§ DO THIS: Repeat, exactly and in full, the lines of the listing below, but without any pictures.

** BEGIN MATERIAL FOR THIS TASK **

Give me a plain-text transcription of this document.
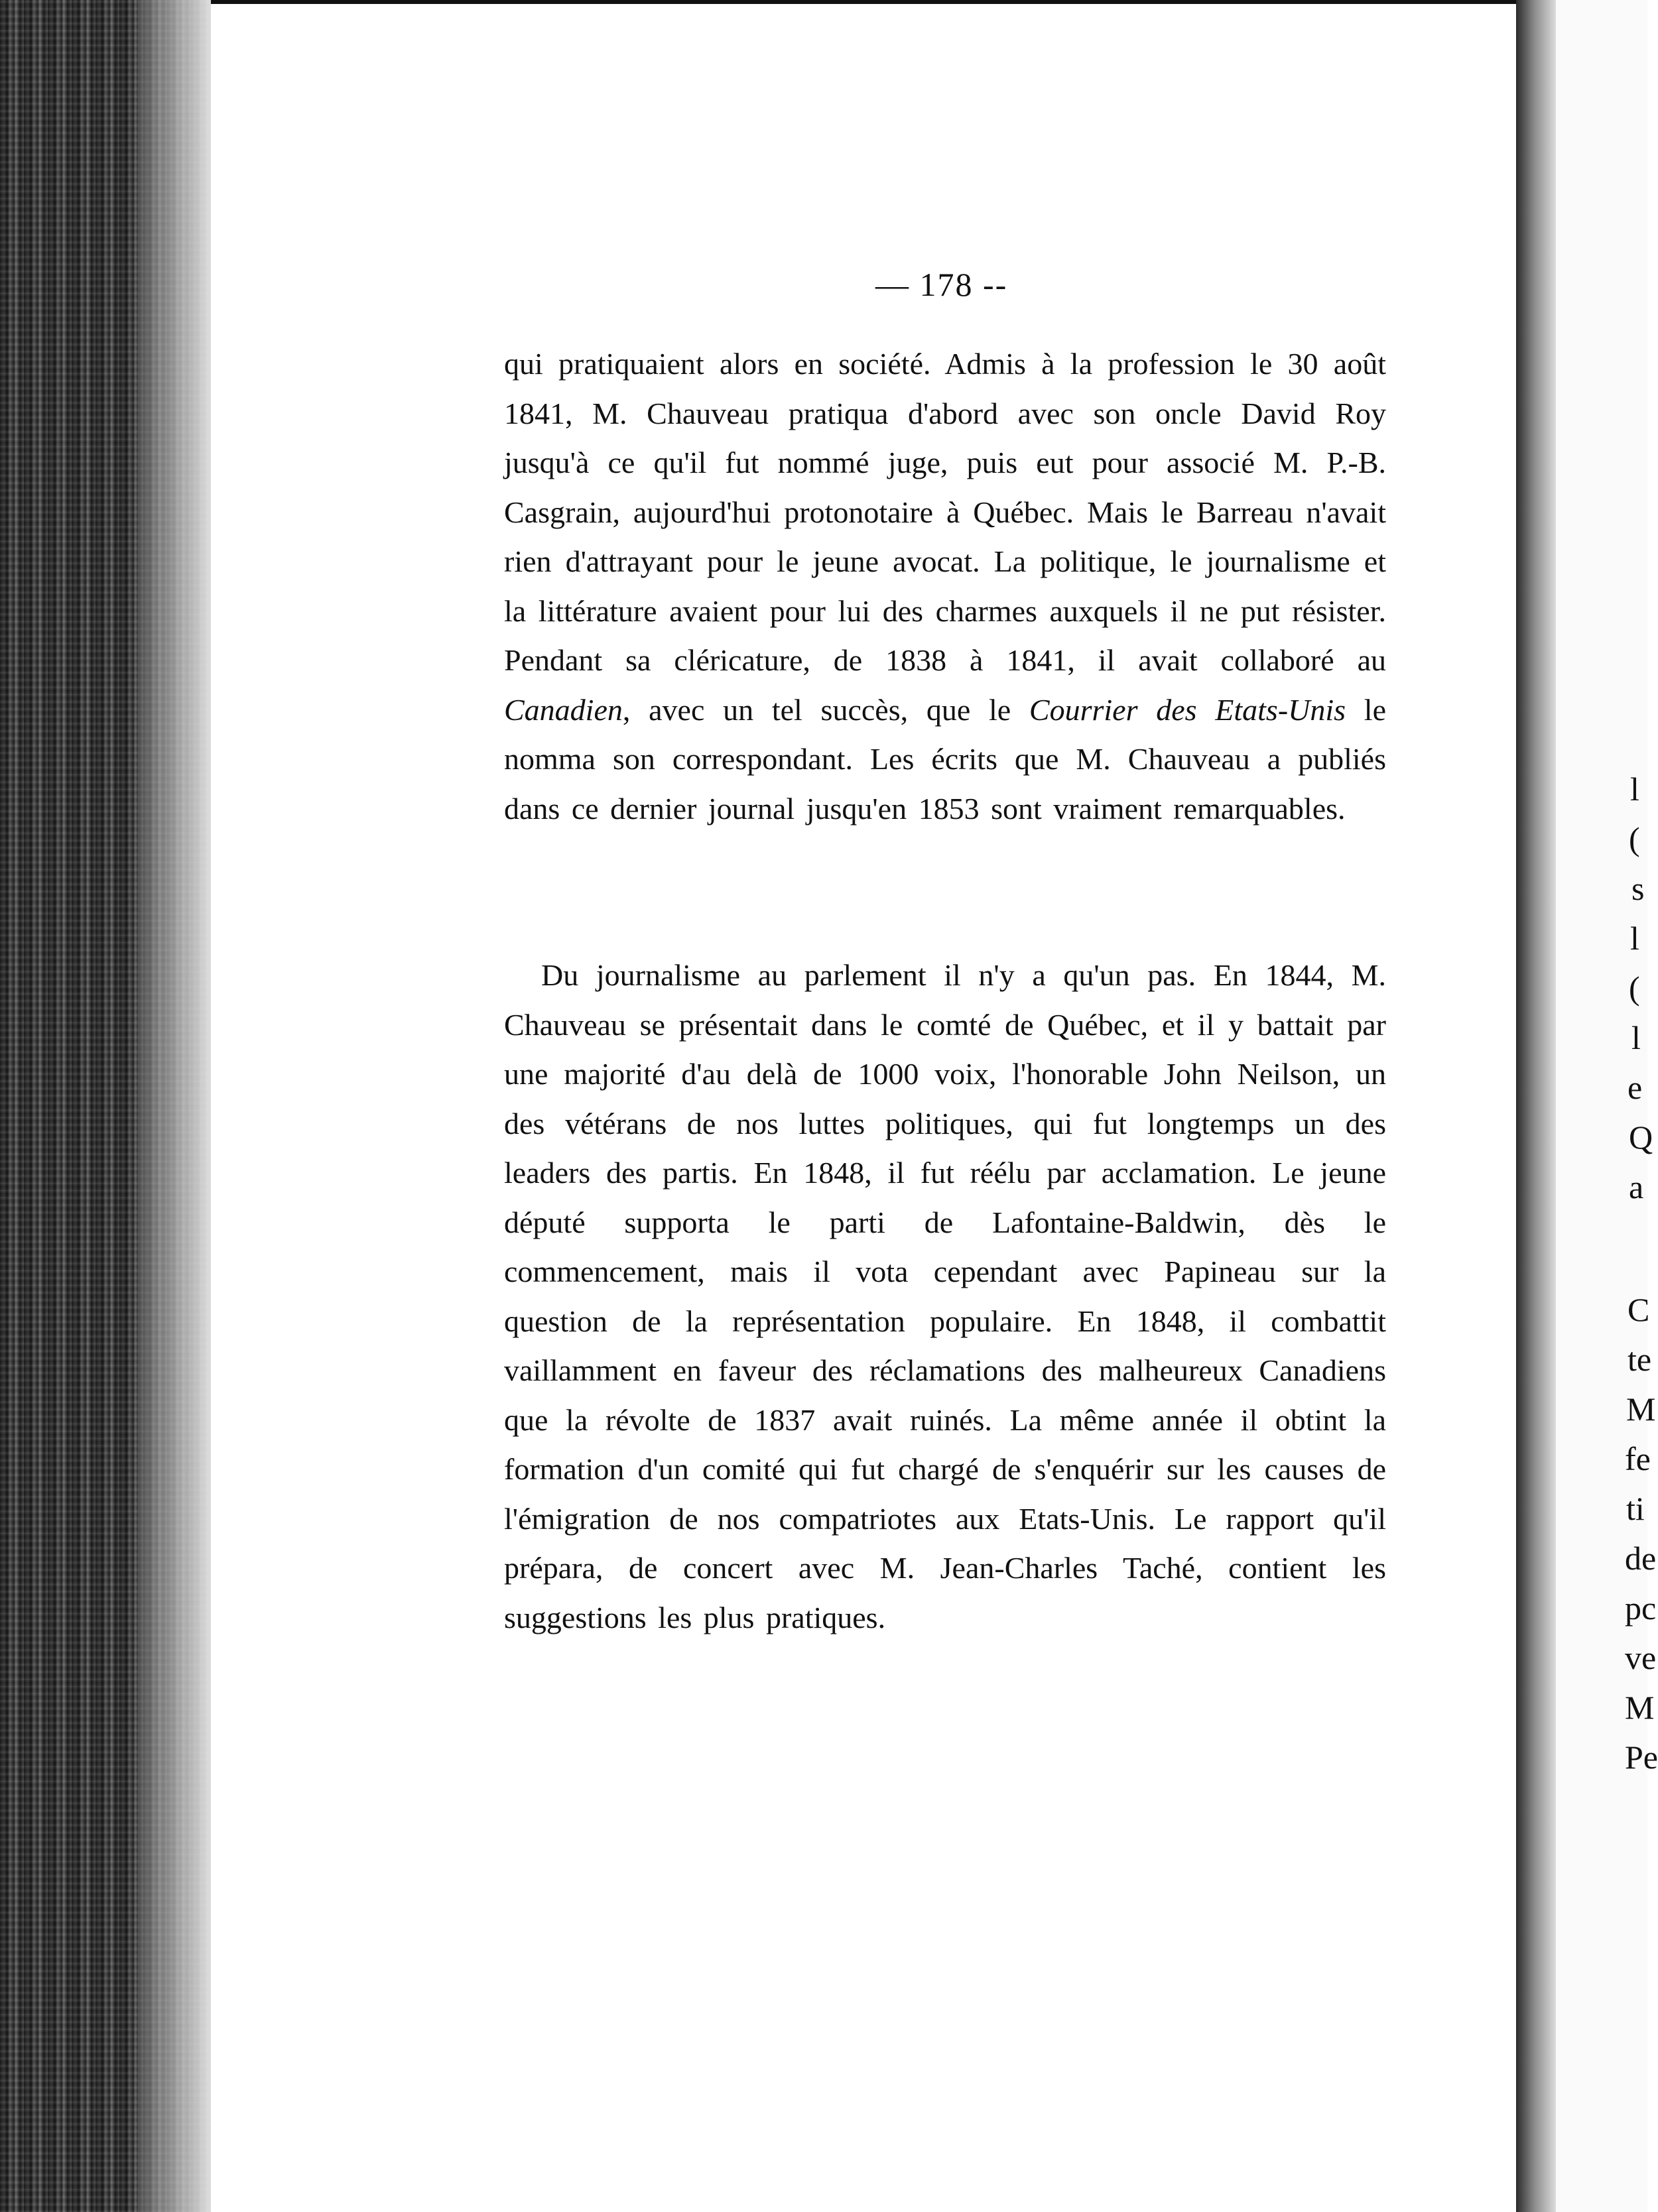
l
(
s
l
(
l
e
Q
a
C
te
M
fe
ti
de
pc
ve
M
Pe
— 178 --

qui pratiquaient alors en société. Admis à la profession le 30 août 1841, M. Chauveau pratiqua d'abord avec son oncle David Roy jusqu'à ce qu'il fut nommé juge, puis eut pour associé M. P.-B. Casgrain, aujourd'hui protonotaire à Québec. Mais le Barreau n'avait rien d'attrayant pour le jeune avocat. La politique, le journalisme et la littérature avaient pour lui des charmes auxquels il ne put résister. Pendant sa cléricature, de 1838 à 1841, il avait collaboré au Canadien, avec un tel succès, que le Courrier des Etats-Unis le nomma son correspondant. Les écrits que M. Chauveau a publiés dans ce dernier journal jusqu'en 1853 sont vraiment remarquables.

Du journalisme au parlement il n'y a qu'un pas. En 1844, M. Chauveau se présentait dans le comté de Québec, et il y battait par une majorité d'au delà de 1000 voix, l'honorable John Neilson, un des vétérans de nos luttes politiques, qui fut longtemps un des leaders des partis. En 1848, il fut réélu par acclamation. Le jeune député supporta le parti de Lafontaine-Baldwin, dès le commencement, mais il vota cependant avec Papineau sur la question de la représentation populaire. En 1848, il combattit vaillamment en faveur des réclamations des malheureux Canadiens que la révolte de 1837 avait ruinés. La même année il obtint la formation d'un comité qui fut chargé de s'enquérir sur les causes de l'émigration de nos compatriotes aux Etats-Unis. Le rapport qu'il prépara, de concert avec M. Jean-Charles Taché, contient les suggestions les plus pratiques.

** END MATERIAL FOR THIS TASK **

§ REPLY:
Give me a plain-text transcription of this document.
l
(
s
l
(
l
e
Q
a
C
te
M
fe
ti
de
pc
ve
M
Pe
— 178 --

qui pratiquaient alors en société. Admis à la profession le 30 août 1841, M. Chauveau pratiqua d'abord avec son oncle David Roy jusqu'à ce qu'il fut nommé juge, puis eut pour associé M. P.-B. Casgrain, aujourd'hui protonotaire à Québec. Mais le Barreau n'avait rien d'attrayant pour le jeune avocat. La politique, le journalisme et la littérature avaient pour lui des charmes auxquels il ne put résister. Pendant sa cléricature, de 1838 à 1841, il avait collaboré au Canadien, avec un tel succès, que le Courrier des Etats-Unis le nomma son correspondant. Les écrits que M. Chauveau a publiés dans ce dernier journal jusqu'en 1853 sont vraiment remarquables.

Du journalisme au parlement il n'y a qu'un pas. En 1844, M. Chauveau se présentait dans le comté de Québec, et il y battait par une majorité d'au delà de 1000 voix, l'honorable John Neilson, un des vétérans de nos luttes politiques, qui fut longtemps un des leaders des partis. En 1848, il fut réélu par acclamation. Le jeune député supporta le parti de Lafontaine-Baldwin, dès le commencement, mais il vota cependant avec Papineau sur la question de la représentation populaire. En 1848, il combattit vaillamment en faveur des réclamations des malheureux Canadiens que la révolte de 1837 avait ruinés. La même année il obtint la formation d'un comité qui fut chargé de s'enquérir sur les causes de l'émigration de nos compatriotes aux Etats-Unis. Le rapport qu'il prépara, de concert avec M. Jean-Charles Taché, contient les suggestions les plus pratiques.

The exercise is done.